■ SUPPLIED MATERIAL:
* Start *

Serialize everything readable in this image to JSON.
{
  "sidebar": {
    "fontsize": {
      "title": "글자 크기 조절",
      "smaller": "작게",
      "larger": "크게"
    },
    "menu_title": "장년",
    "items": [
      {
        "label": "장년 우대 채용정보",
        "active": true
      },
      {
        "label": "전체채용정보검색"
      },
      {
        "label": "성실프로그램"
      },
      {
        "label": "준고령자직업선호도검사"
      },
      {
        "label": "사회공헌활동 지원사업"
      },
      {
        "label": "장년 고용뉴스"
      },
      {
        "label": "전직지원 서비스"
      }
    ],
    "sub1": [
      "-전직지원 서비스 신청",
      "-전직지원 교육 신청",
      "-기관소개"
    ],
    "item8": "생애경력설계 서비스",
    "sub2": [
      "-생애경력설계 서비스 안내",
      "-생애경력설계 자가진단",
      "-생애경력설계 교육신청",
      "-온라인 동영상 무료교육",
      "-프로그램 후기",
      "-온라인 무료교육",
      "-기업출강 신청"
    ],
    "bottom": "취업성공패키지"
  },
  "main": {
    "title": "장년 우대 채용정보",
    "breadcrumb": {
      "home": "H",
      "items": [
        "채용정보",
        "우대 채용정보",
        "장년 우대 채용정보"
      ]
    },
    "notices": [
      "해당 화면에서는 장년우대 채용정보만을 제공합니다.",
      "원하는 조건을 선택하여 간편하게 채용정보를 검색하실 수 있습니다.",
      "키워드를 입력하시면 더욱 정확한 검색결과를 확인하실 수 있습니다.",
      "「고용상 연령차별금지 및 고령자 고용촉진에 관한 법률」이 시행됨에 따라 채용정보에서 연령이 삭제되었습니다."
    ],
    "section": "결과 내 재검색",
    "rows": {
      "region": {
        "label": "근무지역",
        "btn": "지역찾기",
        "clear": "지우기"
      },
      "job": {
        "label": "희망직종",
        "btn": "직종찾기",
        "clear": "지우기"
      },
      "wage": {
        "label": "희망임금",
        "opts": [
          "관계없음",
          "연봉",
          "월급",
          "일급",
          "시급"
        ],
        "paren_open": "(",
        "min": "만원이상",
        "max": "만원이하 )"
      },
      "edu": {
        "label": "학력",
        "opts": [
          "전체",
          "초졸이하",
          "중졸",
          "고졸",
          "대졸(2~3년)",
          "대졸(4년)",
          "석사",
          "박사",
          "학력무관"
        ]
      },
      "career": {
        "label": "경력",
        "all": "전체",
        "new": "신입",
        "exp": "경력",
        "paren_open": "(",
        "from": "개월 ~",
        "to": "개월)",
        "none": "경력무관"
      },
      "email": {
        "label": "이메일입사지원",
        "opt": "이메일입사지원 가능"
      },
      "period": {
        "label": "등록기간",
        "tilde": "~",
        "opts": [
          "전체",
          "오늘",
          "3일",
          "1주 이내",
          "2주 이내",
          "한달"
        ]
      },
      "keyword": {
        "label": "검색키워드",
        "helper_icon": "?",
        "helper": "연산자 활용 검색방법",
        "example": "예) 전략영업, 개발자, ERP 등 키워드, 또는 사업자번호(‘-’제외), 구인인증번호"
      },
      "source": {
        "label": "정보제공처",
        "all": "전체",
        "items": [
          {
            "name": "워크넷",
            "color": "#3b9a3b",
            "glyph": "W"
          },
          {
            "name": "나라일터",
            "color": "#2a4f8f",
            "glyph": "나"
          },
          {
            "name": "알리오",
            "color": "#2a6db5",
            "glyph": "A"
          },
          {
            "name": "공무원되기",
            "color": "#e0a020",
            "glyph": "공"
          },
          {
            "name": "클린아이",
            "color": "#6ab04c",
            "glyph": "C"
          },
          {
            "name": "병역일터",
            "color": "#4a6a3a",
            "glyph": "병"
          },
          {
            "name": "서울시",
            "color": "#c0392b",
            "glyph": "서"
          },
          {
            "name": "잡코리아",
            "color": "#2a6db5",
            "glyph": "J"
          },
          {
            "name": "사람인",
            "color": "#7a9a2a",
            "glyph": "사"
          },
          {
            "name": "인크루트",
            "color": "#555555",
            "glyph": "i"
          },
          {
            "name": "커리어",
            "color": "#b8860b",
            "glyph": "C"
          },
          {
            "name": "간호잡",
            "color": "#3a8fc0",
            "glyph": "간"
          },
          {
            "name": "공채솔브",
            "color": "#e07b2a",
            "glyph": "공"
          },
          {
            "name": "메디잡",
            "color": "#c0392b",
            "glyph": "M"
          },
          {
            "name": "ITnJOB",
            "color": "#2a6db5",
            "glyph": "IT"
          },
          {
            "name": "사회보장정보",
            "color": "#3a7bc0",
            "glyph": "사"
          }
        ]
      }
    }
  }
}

* End *

Search the data for the string "생애경력설계" and copy each line where it appears.

    "item8": "생애경력설계 서비스",
      "-생애경력설계 서비스 안내",
      "-생애경력설계 자가진단",
      "-생애경력설계 교육신청",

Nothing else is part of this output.